_Records:_
——

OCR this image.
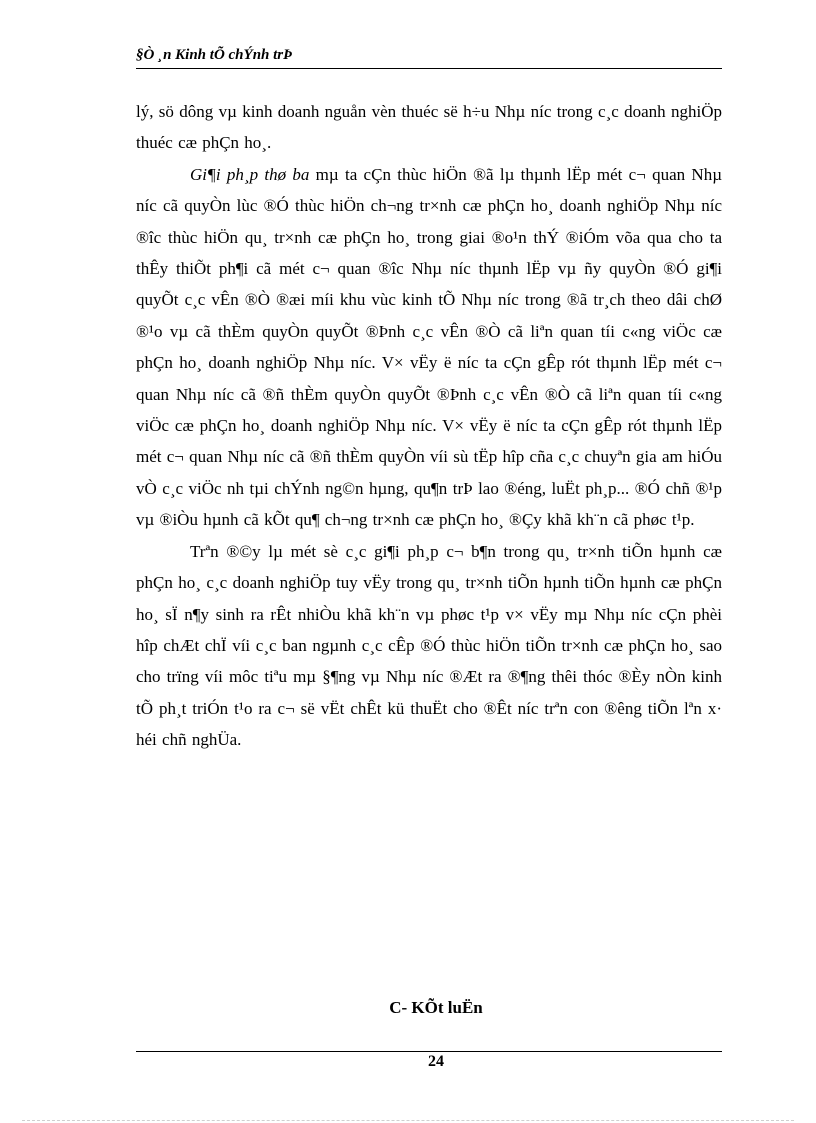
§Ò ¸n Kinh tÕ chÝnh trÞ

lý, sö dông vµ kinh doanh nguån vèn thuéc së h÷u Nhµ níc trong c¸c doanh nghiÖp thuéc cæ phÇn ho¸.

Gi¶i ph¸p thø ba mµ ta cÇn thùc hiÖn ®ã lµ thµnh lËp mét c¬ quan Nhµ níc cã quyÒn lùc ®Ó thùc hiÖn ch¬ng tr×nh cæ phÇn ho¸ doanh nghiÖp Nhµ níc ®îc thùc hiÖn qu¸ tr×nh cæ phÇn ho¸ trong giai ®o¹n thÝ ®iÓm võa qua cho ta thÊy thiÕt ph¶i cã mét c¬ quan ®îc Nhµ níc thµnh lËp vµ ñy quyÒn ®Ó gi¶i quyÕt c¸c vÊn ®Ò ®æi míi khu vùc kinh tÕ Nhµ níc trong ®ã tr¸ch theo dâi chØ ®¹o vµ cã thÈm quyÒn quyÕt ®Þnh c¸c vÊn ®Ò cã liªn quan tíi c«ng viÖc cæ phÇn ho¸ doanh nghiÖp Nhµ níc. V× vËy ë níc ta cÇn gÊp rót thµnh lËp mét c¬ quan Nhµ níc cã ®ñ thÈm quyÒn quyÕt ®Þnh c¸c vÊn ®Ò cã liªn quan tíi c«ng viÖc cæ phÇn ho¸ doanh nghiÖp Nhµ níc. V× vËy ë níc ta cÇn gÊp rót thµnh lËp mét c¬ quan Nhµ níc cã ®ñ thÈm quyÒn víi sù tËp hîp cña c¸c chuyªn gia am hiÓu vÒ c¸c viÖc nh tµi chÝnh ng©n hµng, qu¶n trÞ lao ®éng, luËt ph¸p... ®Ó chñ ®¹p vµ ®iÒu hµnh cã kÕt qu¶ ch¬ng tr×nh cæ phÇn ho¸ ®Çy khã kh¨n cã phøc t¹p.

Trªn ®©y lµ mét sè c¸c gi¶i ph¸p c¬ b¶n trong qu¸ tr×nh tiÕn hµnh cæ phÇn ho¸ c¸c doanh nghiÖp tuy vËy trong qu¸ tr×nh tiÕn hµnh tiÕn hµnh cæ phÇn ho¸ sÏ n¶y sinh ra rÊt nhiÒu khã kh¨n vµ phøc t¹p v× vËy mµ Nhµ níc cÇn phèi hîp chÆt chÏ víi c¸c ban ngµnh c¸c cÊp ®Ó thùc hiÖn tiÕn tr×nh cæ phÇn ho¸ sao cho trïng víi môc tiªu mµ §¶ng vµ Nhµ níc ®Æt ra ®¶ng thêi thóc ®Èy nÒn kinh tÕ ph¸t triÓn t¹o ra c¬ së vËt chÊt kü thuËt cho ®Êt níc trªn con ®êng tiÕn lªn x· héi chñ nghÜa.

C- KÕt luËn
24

——

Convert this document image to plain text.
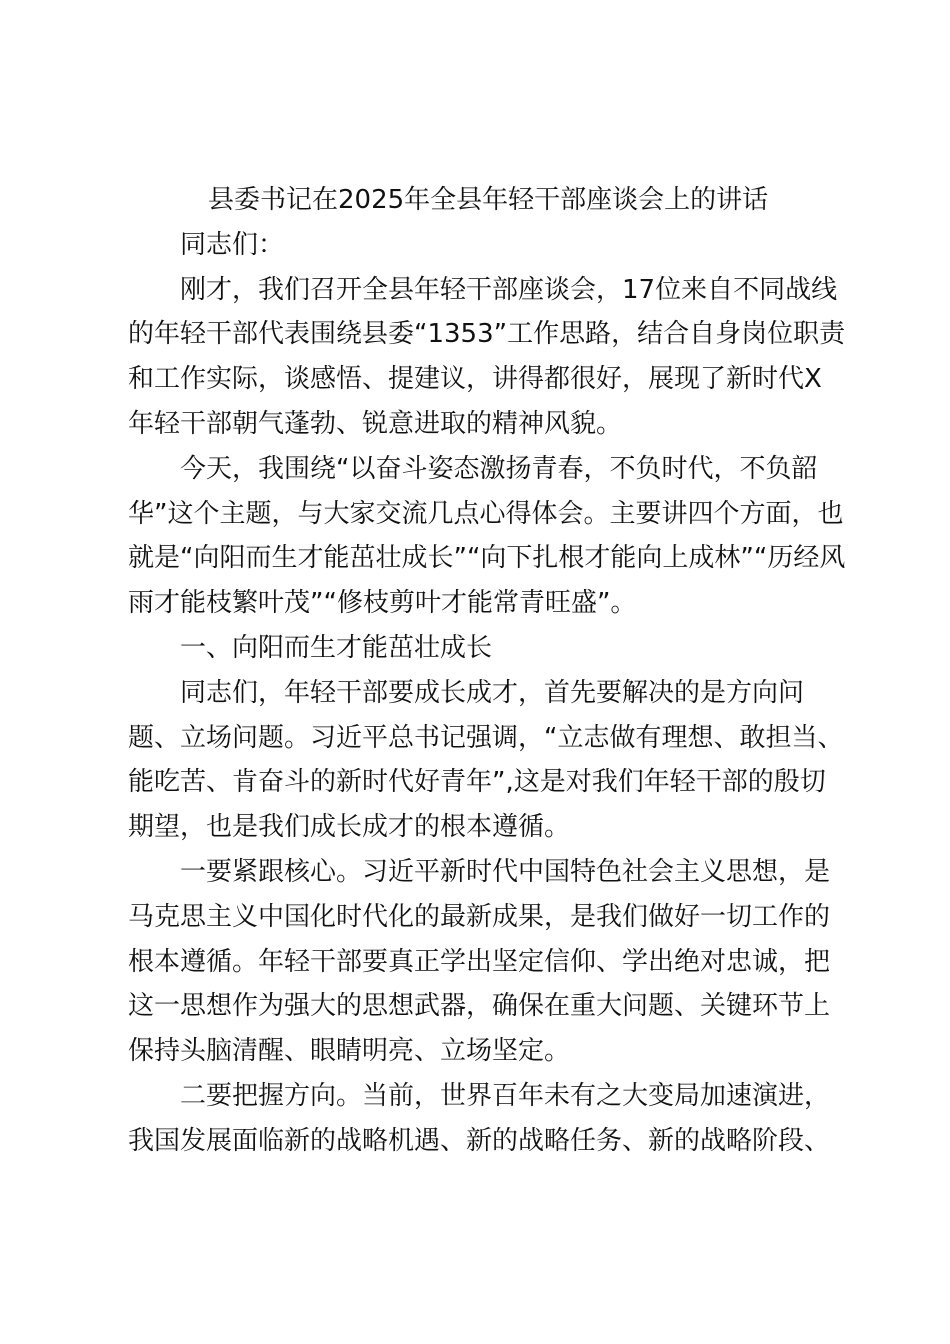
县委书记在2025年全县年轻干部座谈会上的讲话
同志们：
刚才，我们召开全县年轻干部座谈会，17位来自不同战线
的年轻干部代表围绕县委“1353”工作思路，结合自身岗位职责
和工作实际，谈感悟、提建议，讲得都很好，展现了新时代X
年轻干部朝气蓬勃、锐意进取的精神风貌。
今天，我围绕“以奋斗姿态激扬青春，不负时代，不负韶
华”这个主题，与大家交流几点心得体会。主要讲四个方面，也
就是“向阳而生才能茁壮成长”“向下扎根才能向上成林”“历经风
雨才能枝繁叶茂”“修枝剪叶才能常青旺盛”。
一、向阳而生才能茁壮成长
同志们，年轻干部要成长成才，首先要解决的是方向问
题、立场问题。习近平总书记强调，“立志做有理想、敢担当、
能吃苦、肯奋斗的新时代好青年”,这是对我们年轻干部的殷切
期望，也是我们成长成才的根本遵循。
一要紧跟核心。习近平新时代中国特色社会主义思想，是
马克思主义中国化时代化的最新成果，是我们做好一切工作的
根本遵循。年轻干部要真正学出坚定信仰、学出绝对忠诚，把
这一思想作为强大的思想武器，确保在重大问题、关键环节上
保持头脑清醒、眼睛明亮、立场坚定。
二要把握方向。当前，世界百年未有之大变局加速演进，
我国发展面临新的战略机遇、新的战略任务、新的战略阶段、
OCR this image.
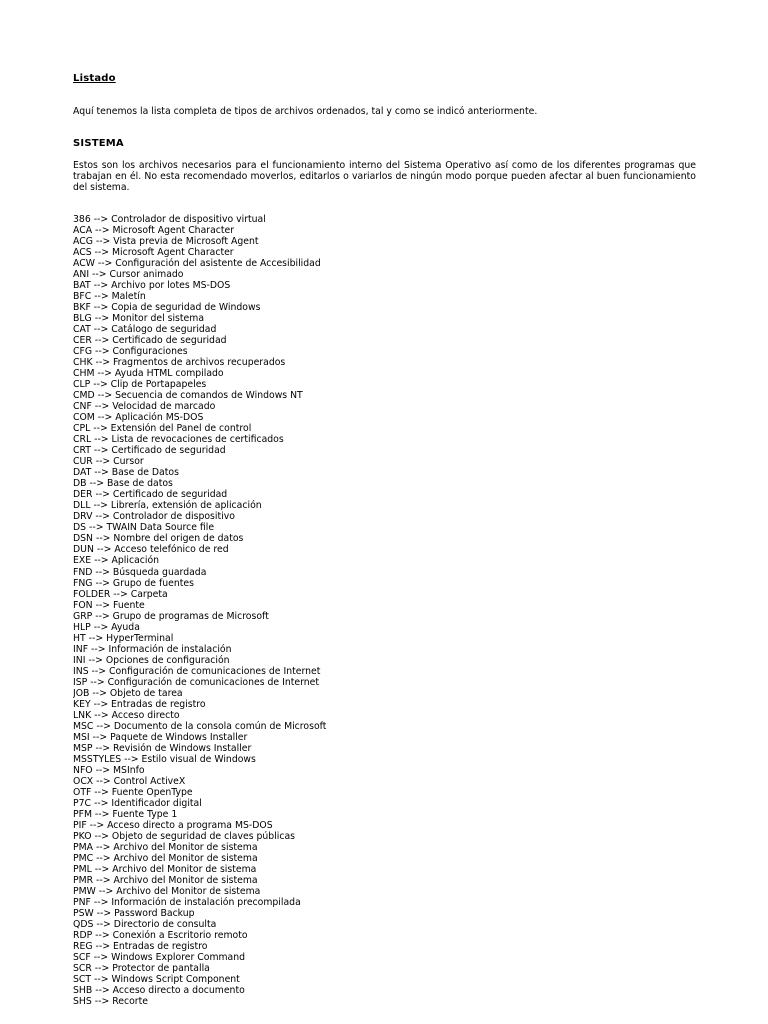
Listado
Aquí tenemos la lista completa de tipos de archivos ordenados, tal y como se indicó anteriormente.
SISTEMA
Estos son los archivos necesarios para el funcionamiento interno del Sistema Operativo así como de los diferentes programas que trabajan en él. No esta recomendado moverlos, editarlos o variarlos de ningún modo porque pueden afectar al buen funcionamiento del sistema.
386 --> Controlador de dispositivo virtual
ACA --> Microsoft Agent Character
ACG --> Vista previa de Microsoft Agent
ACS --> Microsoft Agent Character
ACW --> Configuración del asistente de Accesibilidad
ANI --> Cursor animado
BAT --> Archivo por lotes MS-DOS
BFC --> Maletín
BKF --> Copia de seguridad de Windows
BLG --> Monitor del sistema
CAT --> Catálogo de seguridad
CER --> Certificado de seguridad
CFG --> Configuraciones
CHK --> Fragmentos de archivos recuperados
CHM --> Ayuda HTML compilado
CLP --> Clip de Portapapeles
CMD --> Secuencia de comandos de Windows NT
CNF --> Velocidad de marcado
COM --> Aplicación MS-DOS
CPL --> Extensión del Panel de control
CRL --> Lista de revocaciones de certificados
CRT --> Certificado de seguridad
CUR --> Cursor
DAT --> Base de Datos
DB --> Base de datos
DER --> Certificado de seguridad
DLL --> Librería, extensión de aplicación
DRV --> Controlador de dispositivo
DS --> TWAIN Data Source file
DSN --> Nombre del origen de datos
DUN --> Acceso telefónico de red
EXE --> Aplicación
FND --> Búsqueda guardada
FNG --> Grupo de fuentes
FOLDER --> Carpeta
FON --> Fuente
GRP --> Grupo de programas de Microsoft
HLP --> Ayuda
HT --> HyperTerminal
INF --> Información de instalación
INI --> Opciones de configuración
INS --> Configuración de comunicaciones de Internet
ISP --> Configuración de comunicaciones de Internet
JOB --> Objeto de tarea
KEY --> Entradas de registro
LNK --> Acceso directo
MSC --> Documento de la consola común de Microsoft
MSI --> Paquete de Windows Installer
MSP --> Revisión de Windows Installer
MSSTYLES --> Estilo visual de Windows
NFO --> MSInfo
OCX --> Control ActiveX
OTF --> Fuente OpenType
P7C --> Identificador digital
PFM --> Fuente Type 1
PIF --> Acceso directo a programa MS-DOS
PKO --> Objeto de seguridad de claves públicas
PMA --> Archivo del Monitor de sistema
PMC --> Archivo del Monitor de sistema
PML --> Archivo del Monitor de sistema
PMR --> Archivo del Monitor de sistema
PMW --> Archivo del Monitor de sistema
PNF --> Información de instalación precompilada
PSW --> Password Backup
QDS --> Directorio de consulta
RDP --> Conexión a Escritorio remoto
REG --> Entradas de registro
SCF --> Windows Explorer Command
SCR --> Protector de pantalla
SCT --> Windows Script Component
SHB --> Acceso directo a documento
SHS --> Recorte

——

_Exercise description:_ Pull every line containing "Objeto" out of the data above.

_Full solution:_
JOB --> Objeto de tarea
PKO --> Objeto de seguridad de claves públicas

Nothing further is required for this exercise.